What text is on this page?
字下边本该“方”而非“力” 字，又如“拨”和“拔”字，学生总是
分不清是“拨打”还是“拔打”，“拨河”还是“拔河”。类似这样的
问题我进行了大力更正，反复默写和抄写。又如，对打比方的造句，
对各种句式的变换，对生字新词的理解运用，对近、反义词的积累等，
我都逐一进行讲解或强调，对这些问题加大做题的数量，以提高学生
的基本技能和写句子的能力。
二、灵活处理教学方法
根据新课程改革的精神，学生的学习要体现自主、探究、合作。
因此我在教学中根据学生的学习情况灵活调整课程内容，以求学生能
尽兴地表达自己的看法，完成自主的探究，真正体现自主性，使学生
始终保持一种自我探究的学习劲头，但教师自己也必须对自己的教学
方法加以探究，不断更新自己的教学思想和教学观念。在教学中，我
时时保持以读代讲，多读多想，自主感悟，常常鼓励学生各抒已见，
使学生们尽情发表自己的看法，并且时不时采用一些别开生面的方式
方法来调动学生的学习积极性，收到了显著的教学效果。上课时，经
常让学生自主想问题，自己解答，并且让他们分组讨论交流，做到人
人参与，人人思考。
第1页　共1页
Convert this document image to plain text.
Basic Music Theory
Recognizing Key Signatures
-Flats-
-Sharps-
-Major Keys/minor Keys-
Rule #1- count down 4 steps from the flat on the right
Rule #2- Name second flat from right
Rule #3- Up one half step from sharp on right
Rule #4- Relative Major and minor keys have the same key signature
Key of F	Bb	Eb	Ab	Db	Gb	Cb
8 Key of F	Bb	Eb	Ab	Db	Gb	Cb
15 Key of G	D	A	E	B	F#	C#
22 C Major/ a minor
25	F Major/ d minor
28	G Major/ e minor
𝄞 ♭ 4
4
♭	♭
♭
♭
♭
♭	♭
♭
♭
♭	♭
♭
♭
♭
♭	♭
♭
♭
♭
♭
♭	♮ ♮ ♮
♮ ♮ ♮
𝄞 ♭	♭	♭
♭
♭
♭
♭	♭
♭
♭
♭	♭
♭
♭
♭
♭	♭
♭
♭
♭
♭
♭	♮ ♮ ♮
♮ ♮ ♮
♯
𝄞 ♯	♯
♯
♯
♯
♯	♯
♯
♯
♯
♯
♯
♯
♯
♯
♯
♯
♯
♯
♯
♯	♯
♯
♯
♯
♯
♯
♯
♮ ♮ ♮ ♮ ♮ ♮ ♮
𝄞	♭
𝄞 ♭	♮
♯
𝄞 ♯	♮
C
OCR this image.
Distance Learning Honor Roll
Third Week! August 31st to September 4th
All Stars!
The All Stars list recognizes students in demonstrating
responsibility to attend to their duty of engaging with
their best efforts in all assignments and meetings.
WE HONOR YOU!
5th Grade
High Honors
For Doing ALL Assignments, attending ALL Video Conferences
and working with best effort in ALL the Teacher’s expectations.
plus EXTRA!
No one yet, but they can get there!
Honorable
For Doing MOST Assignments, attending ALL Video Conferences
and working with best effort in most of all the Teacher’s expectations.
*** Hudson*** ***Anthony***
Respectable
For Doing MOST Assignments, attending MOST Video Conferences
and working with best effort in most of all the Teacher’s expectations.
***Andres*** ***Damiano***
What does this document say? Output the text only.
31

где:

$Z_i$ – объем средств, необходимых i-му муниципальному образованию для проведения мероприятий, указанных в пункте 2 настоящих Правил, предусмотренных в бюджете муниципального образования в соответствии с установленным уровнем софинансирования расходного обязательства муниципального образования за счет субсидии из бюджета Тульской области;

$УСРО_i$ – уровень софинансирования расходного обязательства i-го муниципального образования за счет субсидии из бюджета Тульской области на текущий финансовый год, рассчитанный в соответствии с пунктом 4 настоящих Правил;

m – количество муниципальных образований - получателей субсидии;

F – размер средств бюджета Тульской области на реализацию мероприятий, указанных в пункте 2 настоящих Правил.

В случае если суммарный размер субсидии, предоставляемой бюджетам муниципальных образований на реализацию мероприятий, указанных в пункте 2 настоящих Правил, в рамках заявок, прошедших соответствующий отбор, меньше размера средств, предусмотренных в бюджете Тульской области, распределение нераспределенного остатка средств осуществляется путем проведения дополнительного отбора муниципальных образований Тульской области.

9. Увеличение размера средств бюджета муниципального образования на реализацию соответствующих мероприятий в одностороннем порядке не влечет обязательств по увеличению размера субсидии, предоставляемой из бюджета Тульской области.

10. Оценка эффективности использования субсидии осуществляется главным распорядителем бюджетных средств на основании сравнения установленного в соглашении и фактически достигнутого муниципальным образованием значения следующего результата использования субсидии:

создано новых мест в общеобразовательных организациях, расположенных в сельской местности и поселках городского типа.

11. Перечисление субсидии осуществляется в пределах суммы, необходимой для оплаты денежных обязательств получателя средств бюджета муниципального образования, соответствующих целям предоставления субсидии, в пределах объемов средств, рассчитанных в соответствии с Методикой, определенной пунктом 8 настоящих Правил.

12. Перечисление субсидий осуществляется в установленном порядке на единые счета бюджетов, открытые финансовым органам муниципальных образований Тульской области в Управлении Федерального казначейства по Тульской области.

####################

• **REQUIREMENTS**
Check each line of the records above for the string "Stars", and report every line that has it.

• **EXERCISE RESPONSE**
All Stars!
The All Stars list recognizes students in demonstrating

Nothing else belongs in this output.